*Task prompt*
Return every record verbatim.

(begin)

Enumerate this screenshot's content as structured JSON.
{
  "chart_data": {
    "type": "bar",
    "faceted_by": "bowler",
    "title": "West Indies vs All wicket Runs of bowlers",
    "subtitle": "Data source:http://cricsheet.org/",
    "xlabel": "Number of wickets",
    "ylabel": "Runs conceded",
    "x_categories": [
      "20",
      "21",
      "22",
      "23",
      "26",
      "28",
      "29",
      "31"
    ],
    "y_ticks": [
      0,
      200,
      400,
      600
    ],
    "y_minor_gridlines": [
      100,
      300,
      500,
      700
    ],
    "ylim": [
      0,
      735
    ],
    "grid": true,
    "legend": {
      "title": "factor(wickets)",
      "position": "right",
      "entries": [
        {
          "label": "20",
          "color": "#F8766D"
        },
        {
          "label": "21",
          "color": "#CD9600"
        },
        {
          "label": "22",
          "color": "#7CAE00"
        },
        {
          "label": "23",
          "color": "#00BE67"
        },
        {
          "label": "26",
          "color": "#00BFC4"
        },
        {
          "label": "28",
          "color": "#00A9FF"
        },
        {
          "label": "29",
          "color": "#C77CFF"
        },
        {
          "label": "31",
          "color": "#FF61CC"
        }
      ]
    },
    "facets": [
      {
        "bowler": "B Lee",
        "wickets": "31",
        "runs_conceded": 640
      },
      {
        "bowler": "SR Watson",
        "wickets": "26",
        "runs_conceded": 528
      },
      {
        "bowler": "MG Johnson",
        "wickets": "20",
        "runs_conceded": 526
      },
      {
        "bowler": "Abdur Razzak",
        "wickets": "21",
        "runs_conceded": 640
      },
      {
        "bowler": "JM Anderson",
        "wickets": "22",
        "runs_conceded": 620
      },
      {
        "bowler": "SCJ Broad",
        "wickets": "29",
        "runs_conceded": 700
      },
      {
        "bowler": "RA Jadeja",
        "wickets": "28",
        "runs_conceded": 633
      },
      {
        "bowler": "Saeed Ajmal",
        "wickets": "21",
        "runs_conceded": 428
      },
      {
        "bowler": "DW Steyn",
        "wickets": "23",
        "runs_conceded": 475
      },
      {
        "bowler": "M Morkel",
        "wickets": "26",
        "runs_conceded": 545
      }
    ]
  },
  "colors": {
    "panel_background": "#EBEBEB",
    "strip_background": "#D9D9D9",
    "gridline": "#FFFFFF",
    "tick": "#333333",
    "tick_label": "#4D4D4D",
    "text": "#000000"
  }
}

(end)

*The result*
Enumerate this screenshot's content as structured JSON.
{
  "chart_data": {
    "type": "bar",
    "faceted_by": "bowler",
    "title": "West Indies vs All wicket Runs of bowlers",
    "subtitle": "Data source:http://cricsheet.org/",
    "xlabel": "Number of wickets",
    "ylabel": "Runs conceded",
    "x_categories": [
      "20",
      "21",
      "22",
      "23",
      "26",
      "28",
      "29",
      "31"
    ],
    "y_ticks": [
      0,
      200,
      400,
      600
    ],
    "y_minor_gridlines": [
      100,
      300,
      500,
      700
    ],
    "ylim": [
      0,
      735
    ],
    "grid": true,
    "legend": {
      "title": "factor(wickets)",
      "position": "right",
      "entries": [
        {
          "label": "20",
          "color": "#F8766D"
        },
        {
          "label": "21",
          "color": "#CD9600"
        },
        {
          "label": "22",
          "color": "#7CAE00"
        },
        {
          "label": "23",
          "color": "#00BE67"
        },
        {
          "label": "26",
          "color": "#00BFC4"
        },
        {
          "label": "28",
          "color": "#00A9FF"
        },
        {
          "label": "29",
          "color": "#C77CFF"
        },
        {
          "label": "31",
          "color": "#FF61CC"
        }
      ]
    },
    "facets": [
      {
        "bowler": "B Lee",
        "wickets": "31",
        "runs_conceded": 640
      },
      {
        "bowler": "SR Watson",
        "wickets": "26",
        "runs_conceded": 528
      },
      {
        "bowler": "MG Johnson",
        "wickets": "20",
        "runs_conceded": 526
      },
      {
        "bowler": "Abdur Razzak",
        "wickets": "21",
        "runs_conceded": 640
      },
      {
        "bowler": "JM Anderson",
        "wickets": "22",
        "runs_conceded": 620
      },
      {
        "bowler": "SCJ Broad",
        "wickets": "29",
        "runs_conceded": 700
      },
      {
        "bowler": "RA Jadeja",
        "wickets": "28",
        "runs_conceded": 633
      },
      {
        "bowler": "Saeed Ajmal",
        "wickets": "21",
        "runs_conceded": 428
      },
      {
        "bowler": "DW Steyn",
        "wickets": "23",
        "runs_conceded": 475
      },
      {
        "bowler": "M Morkel",
        "wickets": "26",
        "runs_conceded": 545
      }
    ]
  },
  "colors": {
    "panel_background": "#EBEBEB",
    "strip_background": "#D9D9D9",
    "gridline": "#FFFFFF",
    "tick": "#333333",
    "tick_label": "#4D4D4D",
    "text": "#000000"
  }
}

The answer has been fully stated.